What lines of the data hold the string "есть"? Pull each one out.
── Data shown ──
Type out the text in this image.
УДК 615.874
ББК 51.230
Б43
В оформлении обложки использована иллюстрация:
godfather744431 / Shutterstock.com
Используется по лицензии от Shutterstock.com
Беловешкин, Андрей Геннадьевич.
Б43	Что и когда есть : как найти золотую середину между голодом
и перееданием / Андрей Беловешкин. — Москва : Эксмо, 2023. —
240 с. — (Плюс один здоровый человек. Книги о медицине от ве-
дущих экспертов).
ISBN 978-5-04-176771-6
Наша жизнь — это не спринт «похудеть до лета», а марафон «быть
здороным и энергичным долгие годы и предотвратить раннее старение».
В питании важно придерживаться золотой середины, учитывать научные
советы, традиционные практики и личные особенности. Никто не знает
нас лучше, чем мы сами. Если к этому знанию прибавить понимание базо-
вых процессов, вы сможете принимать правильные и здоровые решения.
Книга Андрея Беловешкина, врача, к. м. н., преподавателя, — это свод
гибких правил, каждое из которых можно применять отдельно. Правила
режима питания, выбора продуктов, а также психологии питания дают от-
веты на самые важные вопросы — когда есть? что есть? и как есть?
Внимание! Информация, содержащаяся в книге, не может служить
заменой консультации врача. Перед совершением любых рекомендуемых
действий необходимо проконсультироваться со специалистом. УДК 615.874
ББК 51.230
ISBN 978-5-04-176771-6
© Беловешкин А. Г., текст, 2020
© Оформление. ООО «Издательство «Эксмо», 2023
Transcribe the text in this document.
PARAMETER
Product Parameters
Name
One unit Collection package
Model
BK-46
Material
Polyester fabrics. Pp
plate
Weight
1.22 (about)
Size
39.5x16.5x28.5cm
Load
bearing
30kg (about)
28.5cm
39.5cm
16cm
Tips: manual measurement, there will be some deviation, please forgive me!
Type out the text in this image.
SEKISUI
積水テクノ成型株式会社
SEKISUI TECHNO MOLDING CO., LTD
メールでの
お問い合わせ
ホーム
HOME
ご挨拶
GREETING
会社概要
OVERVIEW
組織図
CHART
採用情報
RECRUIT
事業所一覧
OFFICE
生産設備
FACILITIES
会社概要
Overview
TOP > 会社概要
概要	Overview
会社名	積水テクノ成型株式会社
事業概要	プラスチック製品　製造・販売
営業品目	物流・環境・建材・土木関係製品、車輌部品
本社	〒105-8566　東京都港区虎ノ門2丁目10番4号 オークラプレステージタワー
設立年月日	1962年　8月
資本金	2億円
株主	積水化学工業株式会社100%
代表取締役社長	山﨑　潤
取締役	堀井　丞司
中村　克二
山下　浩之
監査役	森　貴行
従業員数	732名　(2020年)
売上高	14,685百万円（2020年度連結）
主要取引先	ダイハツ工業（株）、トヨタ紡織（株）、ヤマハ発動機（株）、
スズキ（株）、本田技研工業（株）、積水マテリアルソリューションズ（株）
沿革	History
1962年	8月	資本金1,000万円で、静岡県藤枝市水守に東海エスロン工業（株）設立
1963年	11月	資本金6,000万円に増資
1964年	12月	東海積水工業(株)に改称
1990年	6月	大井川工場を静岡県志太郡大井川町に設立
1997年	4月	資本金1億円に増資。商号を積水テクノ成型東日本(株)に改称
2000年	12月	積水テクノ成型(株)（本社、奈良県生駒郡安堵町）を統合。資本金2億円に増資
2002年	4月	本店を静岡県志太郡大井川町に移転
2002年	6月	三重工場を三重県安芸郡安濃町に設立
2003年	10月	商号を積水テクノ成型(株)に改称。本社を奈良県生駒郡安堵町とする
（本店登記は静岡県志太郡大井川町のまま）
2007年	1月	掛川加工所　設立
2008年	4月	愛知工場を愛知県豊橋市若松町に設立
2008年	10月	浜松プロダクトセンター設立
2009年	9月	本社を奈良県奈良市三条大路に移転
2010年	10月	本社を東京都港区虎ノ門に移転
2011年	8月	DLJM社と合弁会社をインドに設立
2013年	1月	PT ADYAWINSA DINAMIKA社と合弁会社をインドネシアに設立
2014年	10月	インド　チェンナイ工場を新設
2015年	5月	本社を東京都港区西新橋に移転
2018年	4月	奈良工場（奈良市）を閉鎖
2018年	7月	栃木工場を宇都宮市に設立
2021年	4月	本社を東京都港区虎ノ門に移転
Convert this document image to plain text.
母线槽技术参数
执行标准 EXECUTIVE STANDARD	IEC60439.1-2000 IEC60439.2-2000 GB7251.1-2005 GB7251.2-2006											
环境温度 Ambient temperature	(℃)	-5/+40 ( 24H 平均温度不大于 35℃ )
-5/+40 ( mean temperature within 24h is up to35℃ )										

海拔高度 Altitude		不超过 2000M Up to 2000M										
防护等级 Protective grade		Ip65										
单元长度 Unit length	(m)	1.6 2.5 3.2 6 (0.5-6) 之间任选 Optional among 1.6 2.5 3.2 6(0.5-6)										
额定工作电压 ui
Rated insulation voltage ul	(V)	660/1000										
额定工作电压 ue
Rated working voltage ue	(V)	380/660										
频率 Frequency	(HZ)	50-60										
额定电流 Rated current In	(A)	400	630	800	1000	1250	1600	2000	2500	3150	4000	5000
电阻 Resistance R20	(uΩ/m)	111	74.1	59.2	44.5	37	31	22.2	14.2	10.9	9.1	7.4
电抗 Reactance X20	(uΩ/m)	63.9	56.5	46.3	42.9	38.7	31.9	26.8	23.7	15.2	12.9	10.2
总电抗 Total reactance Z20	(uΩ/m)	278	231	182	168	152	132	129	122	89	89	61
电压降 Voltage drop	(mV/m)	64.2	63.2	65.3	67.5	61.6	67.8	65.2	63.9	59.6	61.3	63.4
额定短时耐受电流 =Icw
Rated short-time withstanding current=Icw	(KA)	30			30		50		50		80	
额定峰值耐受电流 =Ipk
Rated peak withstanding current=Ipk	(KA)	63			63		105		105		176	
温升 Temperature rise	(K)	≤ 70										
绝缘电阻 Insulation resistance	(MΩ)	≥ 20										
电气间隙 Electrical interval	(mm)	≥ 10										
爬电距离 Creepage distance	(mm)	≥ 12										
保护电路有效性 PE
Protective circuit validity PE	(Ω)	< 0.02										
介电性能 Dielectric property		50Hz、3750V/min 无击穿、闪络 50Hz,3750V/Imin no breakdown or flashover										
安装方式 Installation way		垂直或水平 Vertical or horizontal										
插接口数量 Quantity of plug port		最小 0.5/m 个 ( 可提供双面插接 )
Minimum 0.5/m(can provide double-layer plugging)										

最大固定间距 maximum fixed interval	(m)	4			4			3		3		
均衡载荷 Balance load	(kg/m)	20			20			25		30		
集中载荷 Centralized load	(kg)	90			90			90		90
───
-- Worked solution --
Б43	Что и когда есть : как найти золотую середину между голодом
веты на самые важные вопросы — когда есть? что есть? и как есть?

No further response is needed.